> What to produce
Produce an exact copy of all the data below, dropping every image.
# # # #
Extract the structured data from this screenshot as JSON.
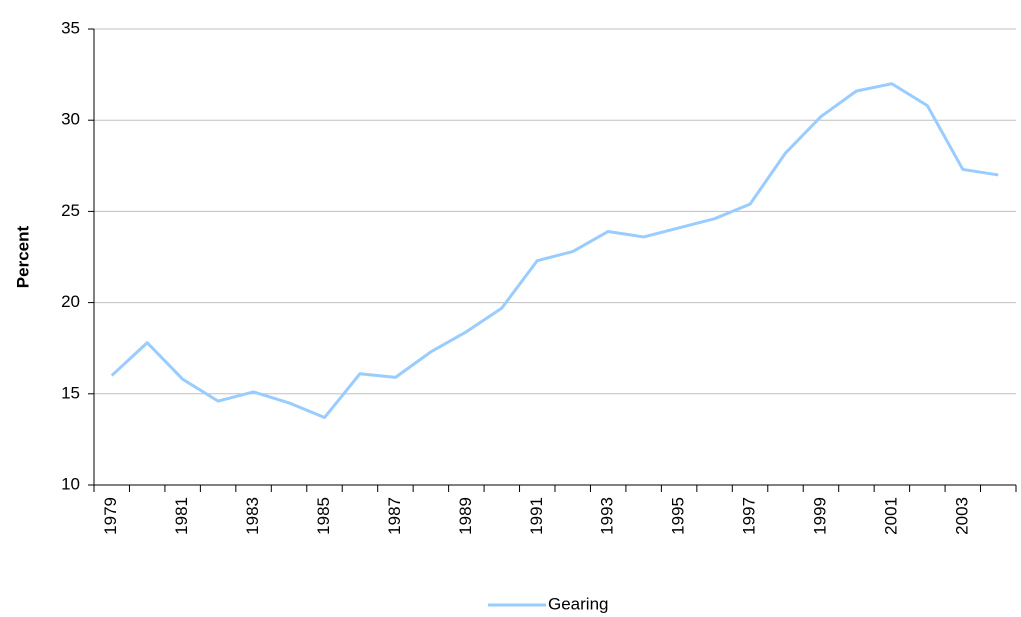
{
  "chart_data": {
    "type": "line",
    "y_label": "Percent",
    "categories": [
      "1979",
      null,
      "1981",
      null,
      "1983",
      null,
      "1985",
      null,
      "1987",
      null,
      "1989",
      null,
      "1991",
      null,
      "1993",
      null,
      "1995",
      null,
      "1997",
      null,
      "1999",
      null,
      "2001",
      null,
      "2003",
      null
    ],
    "series": [
      {
        "name": "Gearing",
        "color": "#99ccff",
        "values": [
          16.0,
          17.8,
          15.8,
          14.6,
          15.1,
          14.5,
          13.7,
          16.1,
          15.9,
          17.3,
          18.4,
          19.7,
          22.3,
          22.8,
          23.9,
          23.6,
          24.1,
          24.6,
          25.4,
          28.2,
          30.2,
          31.6,
          32.0,
          30.8,
          27.3,
          27.0
        ]
      }
    ],
    "ylim": [
      10,
      35
    ],
    "yticks": [
      10,
      15,
      20,
      25,
      30,
      35
    ],
    "grid": true,
    "legend": "bottom"
  }
}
# # # #
> Answer below
Extract the structured data from this screenshot as JSON.
{
  "chart_data": {
    "type": "line",
    "y_label": "Percent",
    "categories": [
      "1979",
      null,
      "1981",
      null,
      "1983",
      null,
      "1985",
      null,
      "1987",
      null,
      "1989",
      null,
      "1991",
      null,
      "1993",
      null,
      "1995",
      null,
      "1997",
      null,
      "1999",
      null,
      "2001",
      null,
      "2003",
      null
    ],
    "series": [
      {
        "name": "Gearing",
        "color": "#99ccff",
        "values": [
          16.0,
          17.8,
          15.8,
          14.6,
          15.1,
          14.5,
          13.7,
          16.1,
          15.9,
          17.3,
          18.4,
          19.7,
          22.3,
          22.8,
          23.9,
          23.6,
          24.1,
          24.6,
          25.4,
          28.2,
          30.2,
          31.6,
          32.0,
          30.8,
          27.3,
          27.0
        ]
      }
    ],
    "ylim": [
      10,
      35
    ],
    "yticks": [
      10,
      15,
      20,
      25,
      30,
      35
    ],
    "grid": true,
    "legend": "bottom"
  }
}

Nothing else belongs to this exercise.